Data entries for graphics
- - - - - - -

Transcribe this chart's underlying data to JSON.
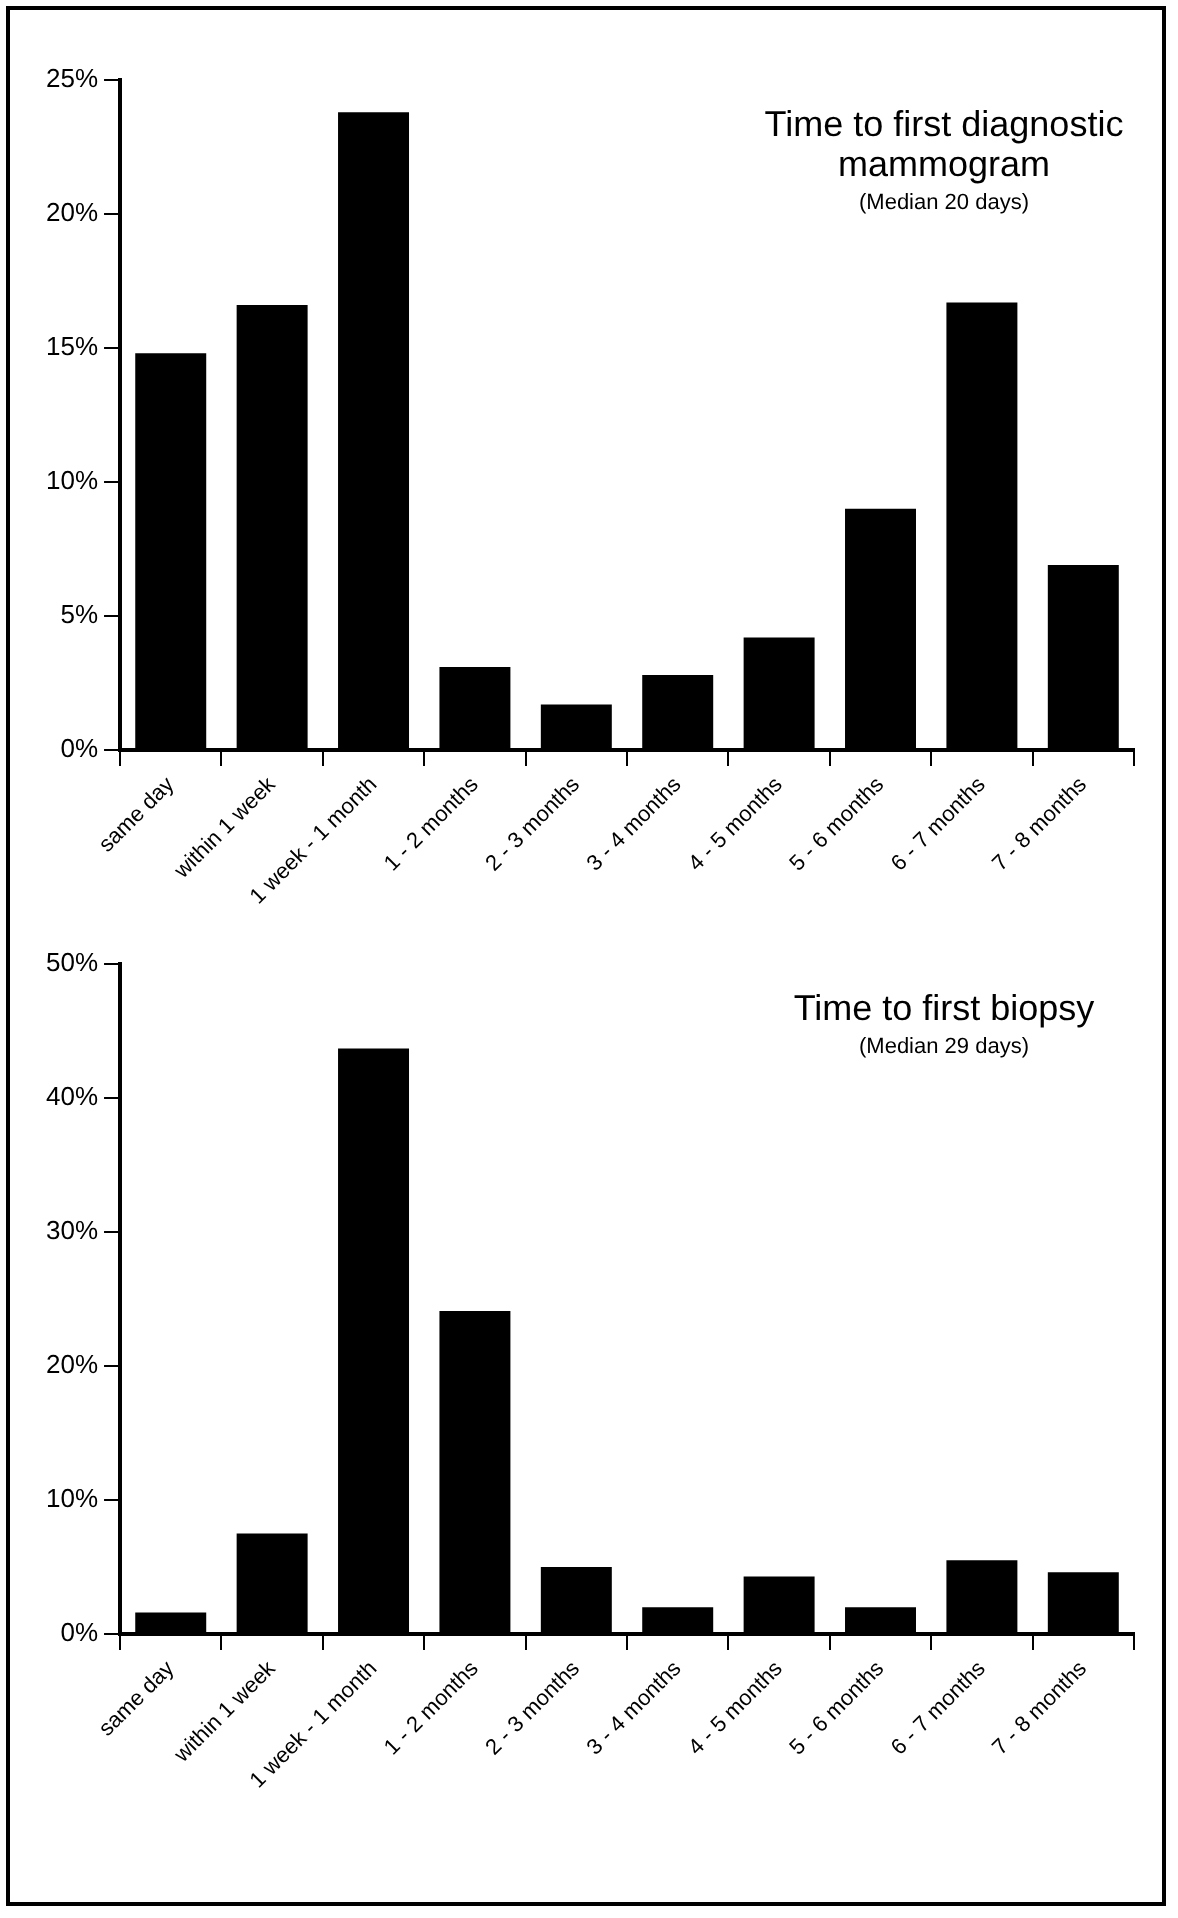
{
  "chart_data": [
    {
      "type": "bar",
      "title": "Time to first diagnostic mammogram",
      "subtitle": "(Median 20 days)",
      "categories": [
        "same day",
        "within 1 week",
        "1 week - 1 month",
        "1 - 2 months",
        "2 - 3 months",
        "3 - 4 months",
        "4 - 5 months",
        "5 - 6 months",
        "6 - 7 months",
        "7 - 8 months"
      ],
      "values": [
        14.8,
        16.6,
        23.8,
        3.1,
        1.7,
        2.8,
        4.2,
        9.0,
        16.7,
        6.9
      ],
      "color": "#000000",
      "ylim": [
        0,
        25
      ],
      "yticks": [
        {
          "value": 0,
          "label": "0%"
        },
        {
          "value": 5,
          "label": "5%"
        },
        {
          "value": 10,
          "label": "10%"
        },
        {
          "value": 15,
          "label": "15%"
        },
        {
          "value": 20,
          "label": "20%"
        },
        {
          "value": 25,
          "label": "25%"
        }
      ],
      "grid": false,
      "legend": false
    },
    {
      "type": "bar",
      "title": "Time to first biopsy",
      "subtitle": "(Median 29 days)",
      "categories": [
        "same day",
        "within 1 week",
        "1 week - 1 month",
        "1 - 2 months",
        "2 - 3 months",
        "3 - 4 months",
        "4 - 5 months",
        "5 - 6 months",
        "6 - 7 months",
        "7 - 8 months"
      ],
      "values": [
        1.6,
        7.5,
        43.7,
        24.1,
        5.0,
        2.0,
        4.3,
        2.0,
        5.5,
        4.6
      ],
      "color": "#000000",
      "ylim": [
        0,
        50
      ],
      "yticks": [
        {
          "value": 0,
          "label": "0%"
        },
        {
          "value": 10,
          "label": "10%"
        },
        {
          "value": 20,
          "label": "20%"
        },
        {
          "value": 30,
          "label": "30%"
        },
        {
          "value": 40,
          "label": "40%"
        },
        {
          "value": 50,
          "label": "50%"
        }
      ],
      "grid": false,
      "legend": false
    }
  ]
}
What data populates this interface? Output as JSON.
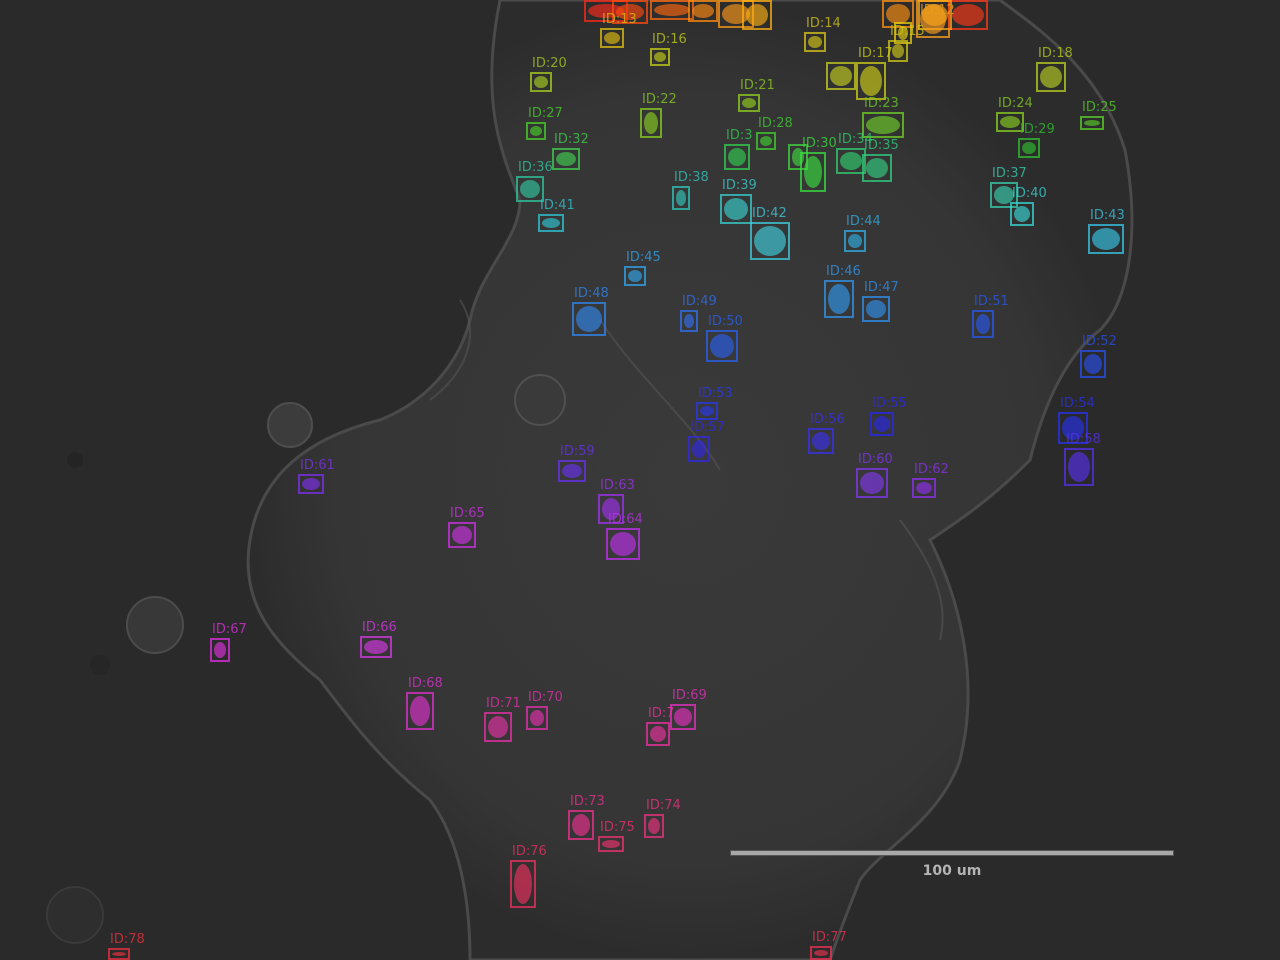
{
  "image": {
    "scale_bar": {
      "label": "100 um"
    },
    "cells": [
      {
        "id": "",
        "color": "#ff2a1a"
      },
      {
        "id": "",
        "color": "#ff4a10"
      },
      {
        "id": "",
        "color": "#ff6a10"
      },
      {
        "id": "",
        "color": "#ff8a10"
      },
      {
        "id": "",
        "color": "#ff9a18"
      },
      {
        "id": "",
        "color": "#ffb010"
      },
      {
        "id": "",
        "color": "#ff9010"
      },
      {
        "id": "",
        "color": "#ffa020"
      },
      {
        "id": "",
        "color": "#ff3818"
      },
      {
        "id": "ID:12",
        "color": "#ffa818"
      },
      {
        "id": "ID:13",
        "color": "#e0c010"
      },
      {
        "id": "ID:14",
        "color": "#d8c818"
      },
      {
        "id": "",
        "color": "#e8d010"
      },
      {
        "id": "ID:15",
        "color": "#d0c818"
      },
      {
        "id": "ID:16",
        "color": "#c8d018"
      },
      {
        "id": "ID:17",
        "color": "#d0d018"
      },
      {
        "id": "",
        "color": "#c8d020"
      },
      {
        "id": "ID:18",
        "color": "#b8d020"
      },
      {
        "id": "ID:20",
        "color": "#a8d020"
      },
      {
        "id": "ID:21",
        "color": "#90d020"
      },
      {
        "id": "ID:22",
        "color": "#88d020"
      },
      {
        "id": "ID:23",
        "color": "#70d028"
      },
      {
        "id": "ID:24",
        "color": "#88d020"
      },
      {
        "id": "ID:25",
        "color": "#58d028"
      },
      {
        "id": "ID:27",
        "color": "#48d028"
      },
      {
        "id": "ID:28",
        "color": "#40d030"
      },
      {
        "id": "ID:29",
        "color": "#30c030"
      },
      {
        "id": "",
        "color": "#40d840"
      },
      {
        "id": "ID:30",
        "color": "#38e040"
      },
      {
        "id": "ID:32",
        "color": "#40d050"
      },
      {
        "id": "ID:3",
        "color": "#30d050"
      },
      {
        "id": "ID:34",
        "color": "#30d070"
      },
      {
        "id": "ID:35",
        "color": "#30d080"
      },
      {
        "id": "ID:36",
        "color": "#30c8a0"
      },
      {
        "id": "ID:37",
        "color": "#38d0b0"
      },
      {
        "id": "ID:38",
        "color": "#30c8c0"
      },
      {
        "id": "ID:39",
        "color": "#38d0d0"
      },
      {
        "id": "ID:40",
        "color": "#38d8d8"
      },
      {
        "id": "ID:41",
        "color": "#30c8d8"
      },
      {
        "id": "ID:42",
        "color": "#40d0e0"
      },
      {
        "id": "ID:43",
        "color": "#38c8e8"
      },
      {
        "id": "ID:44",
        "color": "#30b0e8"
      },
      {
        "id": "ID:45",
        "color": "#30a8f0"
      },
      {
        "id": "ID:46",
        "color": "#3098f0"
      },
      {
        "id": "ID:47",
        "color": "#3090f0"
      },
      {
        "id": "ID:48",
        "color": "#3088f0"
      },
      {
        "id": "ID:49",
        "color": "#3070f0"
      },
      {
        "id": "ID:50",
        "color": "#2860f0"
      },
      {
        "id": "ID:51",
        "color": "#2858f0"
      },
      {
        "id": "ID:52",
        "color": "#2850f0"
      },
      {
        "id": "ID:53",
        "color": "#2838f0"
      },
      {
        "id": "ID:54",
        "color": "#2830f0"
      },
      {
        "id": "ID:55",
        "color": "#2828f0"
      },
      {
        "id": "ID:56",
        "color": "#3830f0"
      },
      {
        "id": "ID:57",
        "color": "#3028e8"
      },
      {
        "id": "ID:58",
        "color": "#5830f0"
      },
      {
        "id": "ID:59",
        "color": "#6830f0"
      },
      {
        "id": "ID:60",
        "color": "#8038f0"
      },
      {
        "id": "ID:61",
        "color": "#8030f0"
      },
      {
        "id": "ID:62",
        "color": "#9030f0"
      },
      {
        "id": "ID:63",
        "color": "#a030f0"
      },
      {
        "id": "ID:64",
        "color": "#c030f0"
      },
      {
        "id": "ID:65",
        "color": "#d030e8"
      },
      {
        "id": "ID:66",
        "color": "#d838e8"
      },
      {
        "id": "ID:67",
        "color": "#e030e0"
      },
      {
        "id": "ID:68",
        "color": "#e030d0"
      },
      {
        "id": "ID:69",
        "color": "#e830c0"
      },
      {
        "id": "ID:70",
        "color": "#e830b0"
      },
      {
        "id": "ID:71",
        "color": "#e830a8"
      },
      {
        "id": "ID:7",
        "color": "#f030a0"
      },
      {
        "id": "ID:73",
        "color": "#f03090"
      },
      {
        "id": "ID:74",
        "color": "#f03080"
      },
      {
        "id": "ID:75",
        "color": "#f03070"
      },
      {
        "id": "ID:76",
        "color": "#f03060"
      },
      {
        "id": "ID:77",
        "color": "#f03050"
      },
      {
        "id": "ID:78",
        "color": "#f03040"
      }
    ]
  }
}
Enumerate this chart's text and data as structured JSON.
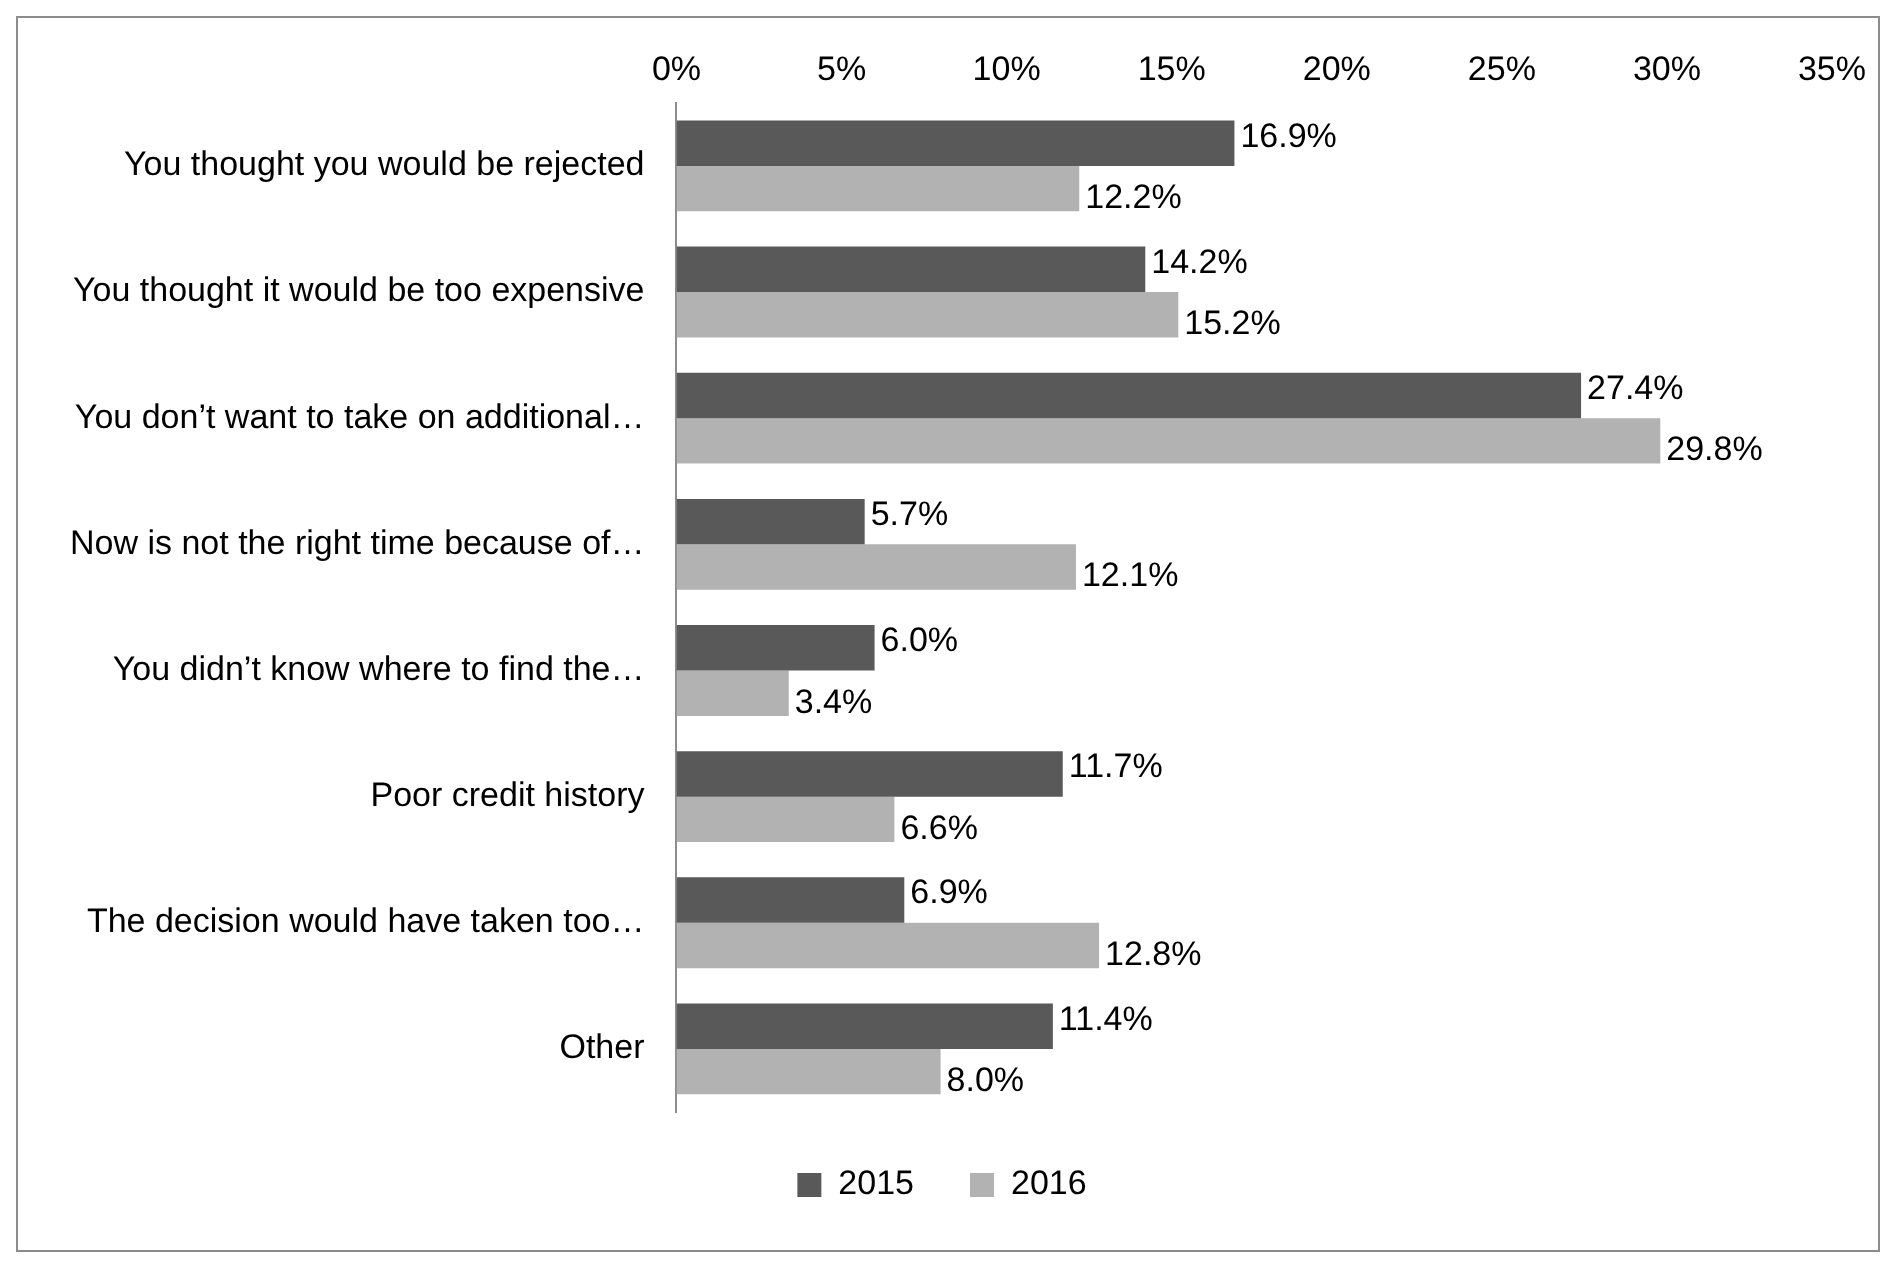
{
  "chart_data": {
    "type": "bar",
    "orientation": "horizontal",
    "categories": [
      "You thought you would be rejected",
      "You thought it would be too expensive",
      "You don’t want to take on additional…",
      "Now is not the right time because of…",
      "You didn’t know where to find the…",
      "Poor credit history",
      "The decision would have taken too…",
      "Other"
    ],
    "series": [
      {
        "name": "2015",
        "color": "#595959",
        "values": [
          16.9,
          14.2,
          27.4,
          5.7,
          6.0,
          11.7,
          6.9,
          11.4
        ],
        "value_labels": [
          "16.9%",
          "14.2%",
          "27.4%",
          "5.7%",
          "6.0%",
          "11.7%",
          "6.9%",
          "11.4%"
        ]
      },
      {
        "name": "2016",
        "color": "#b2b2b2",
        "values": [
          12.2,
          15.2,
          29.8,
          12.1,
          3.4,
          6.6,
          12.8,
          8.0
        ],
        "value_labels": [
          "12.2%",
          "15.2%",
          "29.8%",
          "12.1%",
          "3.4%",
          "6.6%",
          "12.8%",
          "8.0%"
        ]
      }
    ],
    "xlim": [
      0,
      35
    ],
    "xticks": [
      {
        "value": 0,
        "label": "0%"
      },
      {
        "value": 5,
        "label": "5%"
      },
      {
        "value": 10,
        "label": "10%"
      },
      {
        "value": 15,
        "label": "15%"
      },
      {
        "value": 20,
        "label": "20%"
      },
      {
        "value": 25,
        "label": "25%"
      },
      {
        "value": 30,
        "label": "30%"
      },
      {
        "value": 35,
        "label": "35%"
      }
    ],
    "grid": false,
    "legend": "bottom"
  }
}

- - - - - - -

Where does the word "thought" appear in the listing? List each line that holds it.

      "You thought you would be rejected",
      "You thought it would be too expensive",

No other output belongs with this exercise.